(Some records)
---
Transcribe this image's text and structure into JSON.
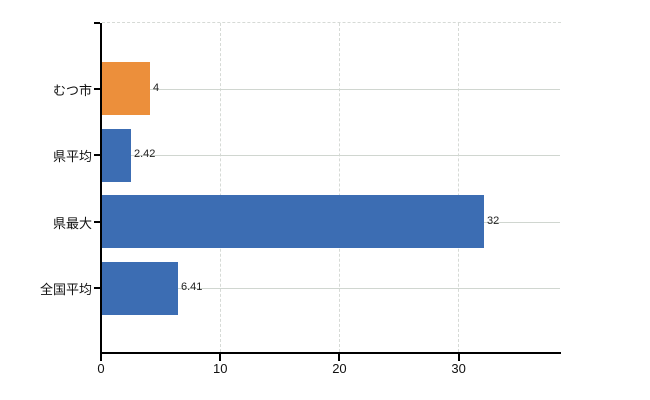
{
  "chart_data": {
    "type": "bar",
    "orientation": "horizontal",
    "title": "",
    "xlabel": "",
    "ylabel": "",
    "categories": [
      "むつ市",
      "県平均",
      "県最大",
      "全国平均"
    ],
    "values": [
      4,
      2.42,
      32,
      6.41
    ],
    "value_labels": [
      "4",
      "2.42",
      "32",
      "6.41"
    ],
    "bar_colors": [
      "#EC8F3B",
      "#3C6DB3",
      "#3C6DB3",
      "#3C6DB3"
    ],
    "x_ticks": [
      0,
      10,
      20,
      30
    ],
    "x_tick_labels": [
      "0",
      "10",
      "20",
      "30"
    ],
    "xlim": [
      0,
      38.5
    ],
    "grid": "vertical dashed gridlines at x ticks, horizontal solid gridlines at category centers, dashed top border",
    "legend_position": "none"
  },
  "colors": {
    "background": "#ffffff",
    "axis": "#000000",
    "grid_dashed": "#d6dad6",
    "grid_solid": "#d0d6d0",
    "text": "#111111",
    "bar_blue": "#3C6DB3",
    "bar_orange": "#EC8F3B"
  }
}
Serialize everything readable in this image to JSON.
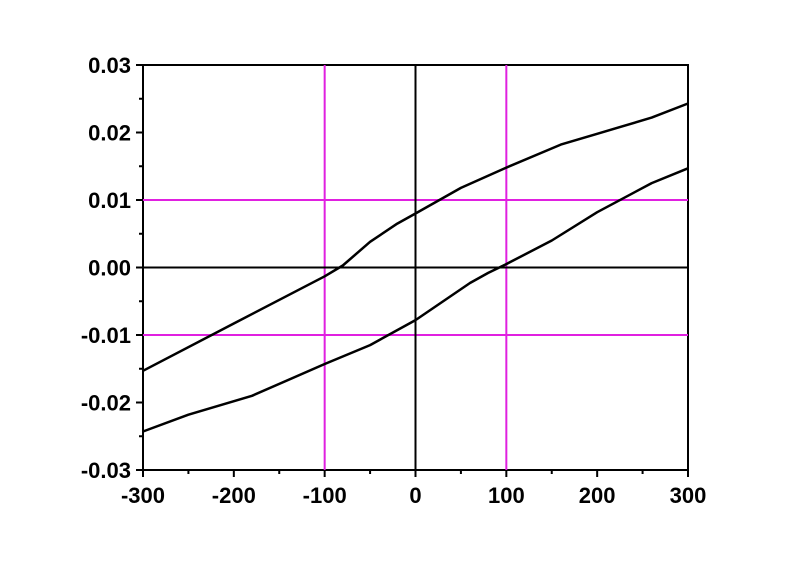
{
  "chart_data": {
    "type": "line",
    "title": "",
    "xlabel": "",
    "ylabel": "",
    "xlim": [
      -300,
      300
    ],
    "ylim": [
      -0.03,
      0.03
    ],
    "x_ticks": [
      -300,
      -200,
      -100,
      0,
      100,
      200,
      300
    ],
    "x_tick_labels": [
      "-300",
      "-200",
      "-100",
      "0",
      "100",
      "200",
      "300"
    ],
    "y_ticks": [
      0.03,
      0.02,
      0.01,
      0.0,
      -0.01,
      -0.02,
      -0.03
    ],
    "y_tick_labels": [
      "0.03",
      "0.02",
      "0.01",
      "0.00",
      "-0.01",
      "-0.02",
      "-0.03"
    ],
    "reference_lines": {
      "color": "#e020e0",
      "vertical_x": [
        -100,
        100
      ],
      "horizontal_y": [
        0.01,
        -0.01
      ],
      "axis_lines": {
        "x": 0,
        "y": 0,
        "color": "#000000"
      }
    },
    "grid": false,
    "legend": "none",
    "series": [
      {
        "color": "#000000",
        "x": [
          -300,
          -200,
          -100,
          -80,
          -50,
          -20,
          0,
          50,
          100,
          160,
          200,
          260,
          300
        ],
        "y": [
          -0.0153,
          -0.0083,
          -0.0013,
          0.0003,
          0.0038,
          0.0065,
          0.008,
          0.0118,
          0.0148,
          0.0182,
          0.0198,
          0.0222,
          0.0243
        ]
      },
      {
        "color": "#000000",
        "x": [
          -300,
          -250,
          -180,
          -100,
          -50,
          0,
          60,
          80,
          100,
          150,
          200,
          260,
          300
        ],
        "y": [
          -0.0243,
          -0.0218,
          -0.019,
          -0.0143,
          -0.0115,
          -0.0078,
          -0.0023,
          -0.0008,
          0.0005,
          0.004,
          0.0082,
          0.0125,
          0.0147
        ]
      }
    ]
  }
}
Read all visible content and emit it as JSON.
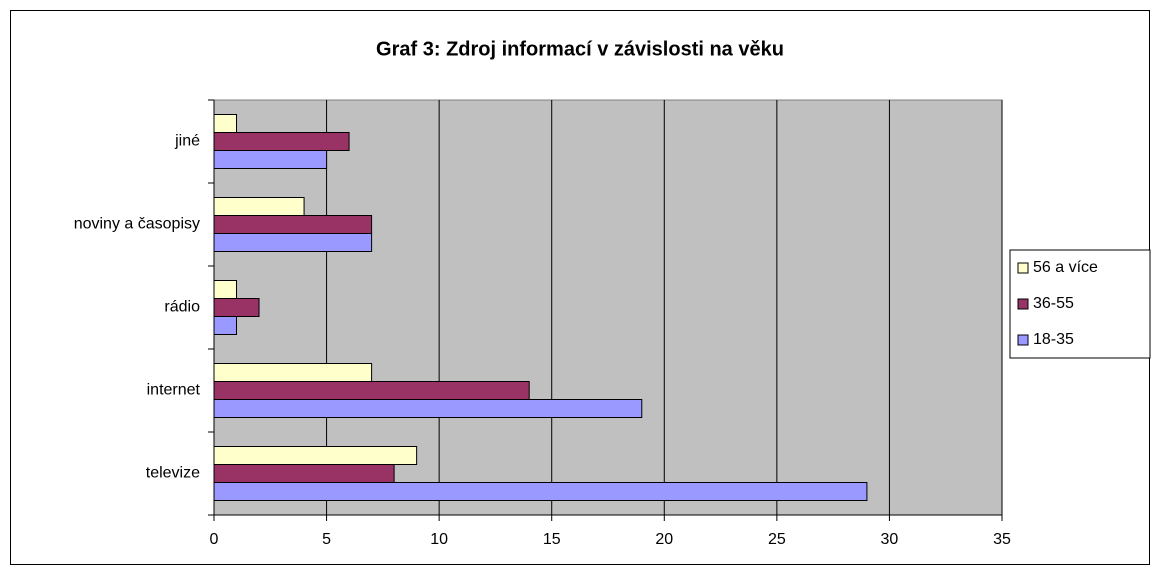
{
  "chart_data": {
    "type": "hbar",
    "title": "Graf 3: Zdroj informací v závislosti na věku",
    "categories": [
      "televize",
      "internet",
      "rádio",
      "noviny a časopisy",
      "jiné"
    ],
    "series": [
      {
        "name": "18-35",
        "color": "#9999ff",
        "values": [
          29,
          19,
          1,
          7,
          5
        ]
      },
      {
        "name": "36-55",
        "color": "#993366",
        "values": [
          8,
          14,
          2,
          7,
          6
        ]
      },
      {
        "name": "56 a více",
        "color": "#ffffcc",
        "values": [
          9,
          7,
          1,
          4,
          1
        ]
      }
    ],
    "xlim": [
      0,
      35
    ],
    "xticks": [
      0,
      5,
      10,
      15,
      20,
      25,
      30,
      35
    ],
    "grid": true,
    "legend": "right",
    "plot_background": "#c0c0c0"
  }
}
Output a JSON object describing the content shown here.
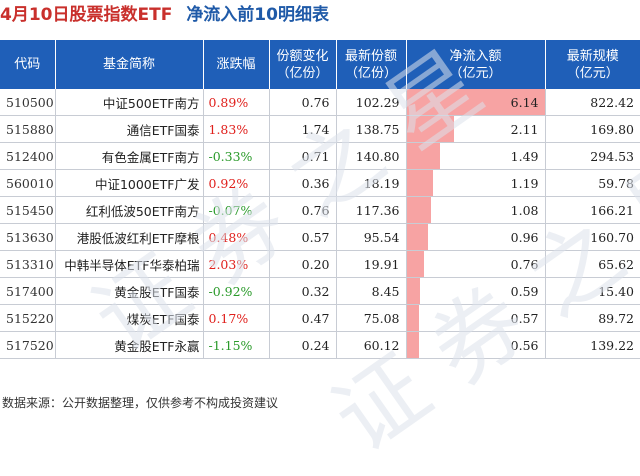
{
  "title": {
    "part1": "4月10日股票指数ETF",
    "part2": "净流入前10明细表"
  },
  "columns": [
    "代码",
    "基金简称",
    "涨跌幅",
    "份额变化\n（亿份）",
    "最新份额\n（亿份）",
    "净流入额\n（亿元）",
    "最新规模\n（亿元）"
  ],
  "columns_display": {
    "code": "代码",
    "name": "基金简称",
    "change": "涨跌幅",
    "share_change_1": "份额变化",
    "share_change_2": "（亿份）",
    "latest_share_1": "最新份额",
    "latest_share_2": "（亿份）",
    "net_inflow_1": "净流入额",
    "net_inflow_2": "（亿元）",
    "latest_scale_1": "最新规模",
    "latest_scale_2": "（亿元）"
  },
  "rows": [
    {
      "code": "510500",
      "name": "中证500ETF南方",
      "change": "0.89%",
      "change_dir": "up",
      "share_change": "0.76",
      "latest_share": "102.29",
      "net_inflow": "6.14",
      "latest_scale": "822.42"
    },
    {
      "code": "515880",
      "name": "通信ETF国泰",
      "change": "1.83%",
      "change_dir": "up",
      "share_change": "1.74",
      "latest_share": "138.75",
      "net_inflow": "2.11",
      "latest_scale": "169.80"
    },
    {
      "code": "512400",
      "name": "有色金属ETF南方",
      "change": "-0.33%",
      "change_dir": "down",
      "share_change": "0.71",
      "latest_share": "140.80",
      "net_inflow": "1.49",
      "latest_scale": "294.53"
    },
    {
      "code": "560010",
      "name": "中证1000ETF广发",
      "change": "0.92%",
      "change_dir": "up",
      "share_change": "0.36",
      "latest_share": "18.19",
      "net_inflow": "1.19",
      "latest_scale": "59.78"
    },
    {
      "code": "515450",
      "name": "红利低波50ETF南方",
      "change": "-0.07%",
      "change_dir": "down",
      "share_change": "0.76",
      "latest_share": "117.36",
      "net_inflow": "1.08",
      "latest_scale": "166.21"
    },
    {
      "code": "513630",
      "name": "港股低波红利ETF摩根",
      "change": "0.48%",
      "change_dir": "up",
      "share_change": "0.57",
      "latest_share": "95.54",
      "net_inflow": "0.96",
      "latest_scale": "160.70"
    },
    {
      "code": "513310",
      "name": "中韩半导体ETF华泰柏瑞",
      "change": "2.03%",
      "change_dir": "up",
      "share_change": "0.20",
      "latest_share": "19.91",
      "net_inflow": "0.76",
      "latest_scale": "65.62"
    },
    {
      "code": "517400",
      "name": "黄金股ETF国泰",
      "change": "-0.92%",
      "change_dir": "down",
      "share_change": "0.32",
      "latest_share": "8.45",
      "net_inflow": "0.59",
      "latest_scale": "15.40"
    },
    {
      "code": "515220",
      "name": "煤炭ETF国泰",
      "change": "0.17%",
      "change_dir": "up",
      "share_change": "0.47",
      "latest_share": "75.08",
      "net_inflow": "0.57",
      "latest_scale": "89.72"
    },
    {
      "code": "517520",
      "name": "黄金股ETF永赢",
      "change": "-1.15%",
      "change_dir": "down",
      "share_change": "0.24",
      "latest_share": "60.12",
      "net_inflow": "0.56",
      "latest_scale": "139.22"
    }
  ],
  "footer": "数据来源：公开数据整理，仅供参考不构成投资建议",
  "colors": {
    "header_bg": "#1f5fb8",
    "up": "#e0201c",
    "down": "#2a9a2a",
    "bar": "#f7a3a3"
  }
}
---
» EXERCISE DIRECTIONS
Without the pictures, restate each entry exactly.

» TASK RESULT
Transcribe this image's text and structure into JSON.
{
  "chart_data": {
    "type": "bar",
    "orientation": "horizontal",
    "title": "",
    "xlabel": "",
    "ylabel": "",
    "categories": [
      "むつ市",
      "県平均",
      "県最大",
      "全国平均"
    ],
    "values": [
      4,
      2.42,
      32,
      6.41
    ],
    "value_labels": [
      "4",
      "2.42",
      "32",
      "6.41"
    ],
    "bar_colors": [
      "#EC8F3B",
      "#3C6DB3",
      "#3C6DB3",
      "#3C6DB3"
    ],
    "x_ticks": [
      0,
      10,
      20,
      30
    ],
    "x_tick_labels": [
      "0",
      "10",
      "20",
      "30"
    ],
    "xlim": [
      0,
      38.5
    ],
    "grid": "vertical dashed gridlines at x ticks, horizontal solid gridlines at category centers, dashed top border",
    "legend_position": "none"
  },
  "colors": {
    "background": "#ffffff",
    "axis": "#000000",
    "grid_dashed": "#d6dad6",
    "grid_solid": "#d0d6d0",
    "text": "#111111",
    "bar_blue": "#3C6DB3",
    "bar_orange": "#EC8F3B"
  }
}
Serialize everything readable in this image to JSON.
{
  "chart_data": {
    "type": "line",
    "title": "",
    "xlabel": "",
    "ylabel": "",
    "xlim": [
      -300,
      300
    ],
    "ylim": [
      -0.03,
      0.03
    ],
    "x_ticks": [
      -300,
      -200,
      -100,
      0,
      100,
      200,
      300
    ],
    "x_tick_labels": [
      "-300",
      "-200",
      "-100",
      "0",
      "100",
      "200",
      "300"
    ],
    "y_ticks": [
      0.03,
      0.02,
      0.01,
      0.0,
      -0.01,
      -0.02,
      -0.03
    ],
    "y_tick_labels": [
      "0.03",
      "0.02",
      "0.01",
      "0.00",
      "-0.01",
      "-0.02",
      "-0.03"
    ],
    "reference_lines": {
      "color": "#e020e0",
      "vertical_x": [
        -100,
        100
      ],
      "horizontal_y": [
        0.01,
        -0.01
      ],
      "axis_lines": {
        "x": 0,
        "y": 0,
        "color": "#000000"
      }
    },
    "grid": false,
    "legend": "none",
    "series": [
      {
        "color": "#000000",
        "x": [
          -300,
          -200,
          -100,
          -80,
          -50,
          -20,
          0,
          50,
          100,
          160,
          200,
          260,
          300
        ],
        "y": [
          -0.0153,
          -0.0083,
          -0.0013,
          0.0003,
          0.0038,
          0.0065,
          0.008,
          0.0118,
          0.0148,
          0.0182,
          0.0198,
          0.0222,
          0.0243
        ]
      },
      {
        "color": "#000000",
        "x": [
          -300,
          -250,
          -180,
          -100,
          -50,
          0,
          60,
          80,
          100,
          150,
          200,
          260,
          300
        ],
        "y": [
          -0.0243,
          -0.0218,
          -0.019,
          -0.0143,
          -0.0115,
          -0.0078,
          -0.0023,
          -0.0008,
          0.0005,
          0.004,
          0.0082,
          0.0125,
          0.0147
        ]
      }
    ]
  }
}
Read all visible content and emit it as JSON.
{
  "chart_data": {
    "type": "hbar",
    "title": "Graf 3: Zdroj informací v závislosti na věku",
    "categories": [
      "televize",
      "internet",
      "rádio",
      "noviny a časopisy",
      "jiné"
    ],
    "series": [
      {
        "name": "18-35",
        "color": "#9999ff",
        "values": [
          29,
          19,
          1,
          7,
          5
        ]
      },
      {
        "name": "36-55",
        "color": "#993366",
        "values": [
          8,
          14,
          2,
          7,
          6
        ]
      },
      {
        "name": "56 a více",
        "color": "#ffffcc",
        "values": [
          9,
          7,
          1,
          4,
          1
        ]
      }
    ],
    "xlim": [
      0,
      35
    ],
    "xticks": [
      0,
      5,
      10,
      15,
      20,
      25,
      30,
      35
    ],
    "grid": true,
    "legend": "right",
    "plot_background": "#c0c0c0"
  }
}
Output a JSON object describing the content shown here.
{
  "title": {
    "part1": "4月10日股票指数ETF",
    "part2": "净流入前10明细表"
  },
  "columns": [
    "代码",
    "基金简称",
    "涨跌幅",
    "份额变化\n（亿份）",
    "最新份额\n（亿份）",
    "净流入额\n（亿元）",
    "最新规模\n（亿元）"
  ],
  "columns_display": {
    "code": "代码",
    "name": "基金简称",
    "change": "涨跌幅",
    "share_change_1": "份额变化",
    "share_change_2": "（亿份）",
    "latest_share_1": "最新份额",
    "latest_share_2": "（亿份）",
    "net_inflow_1": "净流入额",
    "net_inflow_2": "（亿元）",
    "latest_scale_1": "最新规模",
    "latest_scale_2": "（亿元）"
  },
  "rows": [
    {
      "code": "510500",
      "name": "中证500ETF南方",
      "change": "0.89%",
      "change_dir": "up",
      "share_change": "0.76",
      "latest_share": "102.29",
      "net_inflow": "6.14",
      "latest_scale": "822.42"
    },
    {
      "code": "515880",
      "name": "通信ETF国泰",
      "change": "1.83%",
      "change_dir": "up",
      "share_change": "1.74",
      "latest_share": "138.75",
      "net_inflow": "2.11",
      "latest_scale": "169.80"
    },
    {
      "code": "512400",
      "name": "有色金属ETF南方",
      "change": "-0.33%",
      "change_dir": "down",
      "share_change": "0.71",
      "latest_share": "140.80",
      "net_inflow": "1.49",
      "latest_scale": "294.53"
    },
    {
      "code": "560010",
      "name": "中证1000ETF广发",
      "change": "0.92%",
      "change_dir": "up",
      "share_change": "0.36",
      "latest_share": "18.19",
      "net_inflow": "1.19",
      "latest_scale": "59.78"
    },
    {
      "code": "515450",
      "name": "红利低波50ETF南方",
      "change": "-0.07%",
      "change_dir": "down",
      "share_change": "0.76",
      "latest_share": "117.36",
      "net_inflow": "1.08",
      "latest_scale": "166.21"
    },
    {
      "code": "513630",
      "name": "港股低波红利ETF摩根",
      "change": "0.48%",
      "change_dir": "up",
      "share_change": "0.57",
      "latest_share": "95.54",
      "net_inflow": "0.96",
      "latest_scale": "160.70"
    },
    {
      "code": "513310",
      "name": "中韩半导体ETF华泰柏瑞",
      "change": "2.03%",
      "change_dir": "up",
      "share_change": "0.20",
      "latest_share": "19.91",
      "net_inflow": "0.76",
      "latest_scale": "65.62"
    },
    {
      "code": "517400",
      "name": "黄金股ETF国泰",
      "change": "-0.92%",
      "change_dir": "down",
      "share_change": "0.32",
      "latest_share": "8.45",
      "net_inflow": "0.59",
      "latest_scale": "15.40"
    },
    {
      "code": "515220",
      "name": "煤炭ETF国泰",
      "change": "0.17%",
      "change_dir": "up",
      "share_change": "0.47",
      "latest_share": "75.08",
      "net_inflow": "0.57",
      "latest_scale": "89.72"
    },
    {
      "code": "517520",
      "name": "黄金股ETF永赢",
      "change": "-1.15%",
      "change_dir": "down",
      "share_change": "0.24",
      "latest_share": "60.12",
      "net_inflow": "0.56",
      "latest_scale": "139.22"
    }
  ],
  "footer": "数据来源：公开数据整理，仅供参考不构成投资建议",
  "colors": {
    "header_bg": "#1f5fb8",
    "up": "#e0201c",
    "down": "#2a9a2a",
    "bar": "#f7a3a3"
  }
}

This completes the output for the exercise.